--- Given text ---
- - - - -
Bacteria are single-celled microorganisms that grow throughout the human body, mainly on the skin and in the digestive tract. The vast majority are either beneficial or are rendered harmless by the immune system. Bacteria in the arm pits or genital area can cause body odor. Most bacteria in the body live in the colon, where they help break down food and assimilate nutrients that the digestive system cannot manage alone. These beneficial bacteria also help fight off harmful bacteria.
Antibiotics are commonly prescribed to treat harmful bacterial infections. Most antibiotics do not discriminate between healthy bacteria and unhealthy bacteria, and as a consequence many people no longer have adequate levels of beneficial bacteria in their digestive tracts. Paradoxically, this increases the risk of further harmful bacterial infections.
- - - - -
--- Complete the following ---
- A) According to the passage on bacteria, where do most bacteria in the body live?
- B) Repeat the passage on bacteria word for word from "Bacteria are single-celled" to "further harmful bacterial infections.".

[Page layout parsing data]
- - - - -
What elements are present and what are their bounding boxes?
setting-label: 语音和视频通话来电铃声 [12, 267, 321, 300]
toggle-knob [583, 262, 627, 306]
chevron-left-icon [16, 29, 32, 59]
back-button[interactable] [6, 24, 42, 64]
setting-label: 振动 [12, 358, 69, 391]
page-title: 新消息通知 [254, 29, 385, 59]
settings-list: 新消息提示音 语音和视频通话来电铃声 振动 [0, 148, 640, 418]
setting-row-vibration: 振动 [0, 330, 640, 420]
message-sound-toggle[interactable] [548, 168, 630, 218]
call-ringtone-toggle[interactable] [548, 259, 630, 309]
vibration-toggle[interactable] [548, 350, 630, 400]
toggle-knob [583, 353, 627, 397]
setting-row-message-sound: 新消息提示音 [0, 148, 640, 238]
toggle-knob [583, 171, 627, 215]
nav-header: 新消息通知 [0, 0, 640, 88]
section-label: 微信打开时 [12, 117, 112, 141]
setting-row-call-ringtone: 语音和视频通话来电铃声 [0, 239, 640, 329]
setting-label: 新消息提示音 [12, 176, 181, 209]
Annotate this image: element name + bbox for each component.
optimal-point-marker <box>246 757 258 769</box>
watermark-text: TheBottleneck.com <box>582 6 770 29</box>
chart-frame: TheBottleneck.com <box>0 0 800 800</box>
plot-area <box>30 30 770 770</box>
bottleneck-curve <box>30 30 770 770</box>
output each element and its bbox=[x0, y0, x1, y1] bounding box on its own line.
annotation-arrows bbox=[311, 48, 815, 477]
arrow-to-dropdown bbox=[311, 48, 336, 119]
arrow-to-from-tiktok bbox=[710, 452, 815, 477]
- - - - -
--- Exercise solutions ---
- A) In the colon.

- B)
Bacteria are single-celled microorganisms that grow throughout the human body, mainly on the skin and in the digestive tract. The vast majority are either beneficial or are rendered harmless by the immune system. Bacteria in the arm pits or genital area can cause body odor. Most bacteria in the body live in the colon, where they help break down food and assimilate nutrients that the digestive system cannot manage alone. These beneficial bacteria also help fight off harmful bacteria.
Antibiotics are commonly prescribed to treat harmful bacterial infections. Most antibiotics do not discriminate between healthy bacteria and unhealthy bacteria, and as a consequence many people no longer have adequate levels of beneficial bacteria in their digestive tracts. Paradoxically, this increases the risk of further harmful bacterial infections.